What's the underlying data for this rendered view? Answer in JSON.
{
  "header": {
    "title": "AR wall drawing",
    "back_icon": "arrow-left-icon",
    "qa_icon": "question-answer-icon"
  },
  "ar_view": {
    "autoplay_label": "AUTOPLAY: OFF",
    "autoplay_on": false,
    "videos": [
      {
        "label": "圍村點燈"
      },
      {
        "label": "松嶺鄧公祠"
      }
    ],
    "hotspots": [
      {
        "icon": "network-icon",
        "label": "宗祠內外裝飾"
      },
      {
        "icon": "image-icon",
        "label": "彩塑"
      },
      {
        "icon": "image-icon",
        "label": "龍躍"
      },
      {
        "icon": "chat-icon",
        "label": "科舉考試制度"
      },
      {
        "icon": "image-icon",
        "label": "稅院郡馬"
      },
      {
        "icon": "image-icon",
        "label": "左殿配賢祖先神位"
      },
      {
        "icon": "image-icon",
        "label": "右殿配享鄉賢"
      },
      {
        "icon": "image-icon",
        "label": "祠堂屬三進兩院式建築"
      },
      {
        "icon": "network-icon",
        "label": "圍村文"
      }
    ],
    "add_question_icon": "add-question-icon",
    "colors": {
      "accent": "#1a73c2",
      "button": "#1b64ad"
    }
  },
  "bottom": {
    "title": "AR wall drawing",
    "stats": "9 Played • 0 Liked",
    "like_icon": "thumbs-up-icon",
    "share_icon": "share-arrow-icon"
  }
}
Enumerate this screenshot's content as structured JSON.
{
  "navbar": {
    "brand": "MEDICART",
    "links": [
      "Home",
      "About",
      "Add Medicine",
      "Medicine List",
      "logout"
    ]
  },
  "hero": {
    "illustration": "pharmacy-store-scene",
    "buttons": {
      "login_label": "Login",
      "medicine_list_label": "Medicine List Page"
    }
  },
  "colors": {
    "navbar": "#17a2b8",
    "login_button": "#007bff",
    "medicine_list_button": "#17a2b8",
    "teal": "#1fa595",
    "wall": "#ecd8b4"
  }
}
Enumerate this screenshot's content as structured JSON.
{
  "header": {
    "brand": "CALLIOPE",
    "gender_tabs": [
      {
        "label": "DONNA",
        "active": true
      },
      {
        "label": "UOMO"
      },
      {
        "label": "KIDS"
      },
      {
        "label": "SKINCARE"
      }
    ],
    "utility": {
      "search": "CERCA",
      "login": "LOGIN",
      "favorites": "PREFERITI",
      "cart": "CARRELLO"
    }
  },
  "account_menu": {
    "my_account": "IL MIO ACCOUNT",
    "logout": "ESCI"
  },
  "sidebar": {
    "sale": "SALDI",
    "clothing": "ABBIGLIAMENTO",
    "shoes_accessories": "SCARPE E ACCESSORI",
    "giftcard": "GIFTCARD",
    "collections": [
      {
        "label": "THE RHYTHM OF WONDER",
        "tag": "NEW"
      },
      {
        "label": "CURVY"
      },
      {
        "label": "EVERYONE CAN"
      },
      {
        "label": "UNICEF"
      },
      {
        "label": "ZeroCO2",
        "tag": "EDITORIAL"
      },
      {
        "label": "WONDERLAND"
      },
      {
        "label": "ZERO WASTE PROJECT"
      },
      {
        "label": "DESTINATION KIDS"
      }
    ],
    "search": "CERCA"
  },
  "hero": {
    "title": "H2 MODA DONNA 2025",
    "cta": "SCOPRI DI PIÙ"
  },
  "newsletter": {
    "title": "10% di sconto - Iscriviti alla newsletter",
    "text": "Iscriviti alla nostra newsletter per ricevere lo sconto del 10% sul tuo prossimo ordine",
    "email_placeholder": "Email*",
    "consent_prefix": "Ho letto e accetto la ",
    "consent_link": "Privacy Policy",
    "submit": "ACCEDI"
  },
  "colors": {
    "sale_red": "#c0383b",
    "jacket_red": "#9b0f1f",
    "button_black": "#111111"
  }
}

• Problem statement:
Repeat the listing above without any change.

• Solution to this task:
What's the underlying data for this rendered view? Answer in JSON.
{
  "header": {
    "title": "AR wall drawing",
    "back_icon": "arrow-left-icon",
    "qa_icon": "question-answer-icon"
  },
  "ar_view": {
    "autoplay_label": "AUTOPLAY: OFF",
    "autoplay_on": false,
    "videos": [
      {
        "label": "圍村點燈"
      },
      {
        "label": "松嶺鄧公祠"
      }
    ],
    "hotspots": [
      {
        "icon": "network-icon",
        "label": "宗祠內外裝飾"
      },
      {
        "icon": "image-icon",
        "label": "彩塑"
      },
      {
        "icon": "image-icon",
        "label": "龍躍"
      },
      {
        "icon": "chat-icon",
        "label": "科舉考試制度"
      },
      {
        "icon": "image-icon",
        "label": "稅院郡馬"
      },
      {
        "icon": "image-icon",
        "label": "左殿配賢祖先神位"
      },
      {
        "icon": "image-icon",
        "label": "右殿配享鄉賢"
      },
      {
        "icon": "image-icon",
        "label": "祠堂屬三進兩院式建築"
      },
      {
        "icon": "network-icon",
        "label": "圍村文"
      }
    ],
    "add_question_icon": "add-question-icon",
    "colors": {
      "accent": "#1a73c2",
      "button": "#1b64ad"
    }
  },
  "bottom": {
    "title": "AR wall drawing",
    "stats": "9 Played • 0 Liked",
    "like_icon": "thumbs-up-icon",
    "share_icon": "share-arrow-icon"
  }
}
Enumerate this screenshot's content as structured JSON.
{
  "navbar": {
    "brand": "MEDICART",
    "links": [
      "Home",
      "About",
      "Add Medicine",
      "Medicine List",
      "logout"
    ]
  },
  "hero": {
    "illustration": "pharmacy-store-scene",
    "buttons": {
      "login_label": "Login",
      "medicine_list_label": "Medicine List Page"
    }
  },
  "colors": {
    "navbar": "#17a2b8",
    "login_button": "#007bff",
    "medicine_list_button": "#17a2b8",
    "teal": "#1fa595",
    "wall": "#ecd8b4"
  }
}
Enumerate this screenshot's content as structured JSON.
{
  "header": {
    "brand": "CALLIOPE",
    "gender_tabs": [
      {
        "label": "DONNA",
        "active": true
      },
      {
        "label": "UOMO"
      },
      {
        "label": "KIDS"
      },
      {
        "label": "SKINCARE"
      }
    ],
    "utility": {
      "search": "CERCA",
      "login": "LOGIN",
      "favorites": "PREFERITI",
      "cart": "CARRELLO"
    }
  },
  "account_menu": {
    "my_account": "IL MIO ACCOUNT",
    "logout": "ESCI"
  },
  "sidebar": {
    "sale": "SALDI",
    "clothing": "ABBIGLIAMENTO",
    "shoes_accessories": "SCARPE E ACCESSORI",
    "giftcard": "GIFTCARD",
    "collections": [
      {
        "label": "THE RHYTHM OF WONDER",
        "tag": "NEW"
      },
      {
        "label": "CURVY"
      },
      {
        "label": "EVERYONE CAN"
      },
      {
        "label": "UNICEF"
      },
      {
        "label": "ZeroCO2",
        "tag": "EDITORIAL"
      },
      {
        "label": "WONDERLAND"
      },
      {
        "label": "ZERO WASTE PROJECT"
      },
      {
        "label": "DESTINATION KIDS"
      }
    ],
    "search": "CERCA"
  },
  "hero": {
    "title": "H2 MODA DONNA 2025",
    "cta": "SCOPRI DI PIÙ"
  },
  "newsletter": {
    "title": "10% di sconto - Iscriviti alla newsletter",
    "text": "Iscriviti alla nostra newsletter per ricevere lo sconto del 10% sul tuo prossimo ordine",
    "email_placeholder": "Email*",
    "consent_prefix": "Ho letto e accetto la ",
    "consent_link": "Privacy Policy",
    "submit": "ACCEDI"
  },
  "colors": {
    "sale_red": "#c0383b",
    "jacket_red": "#9b0f1f",
    "button_black": "#111111"
  }
}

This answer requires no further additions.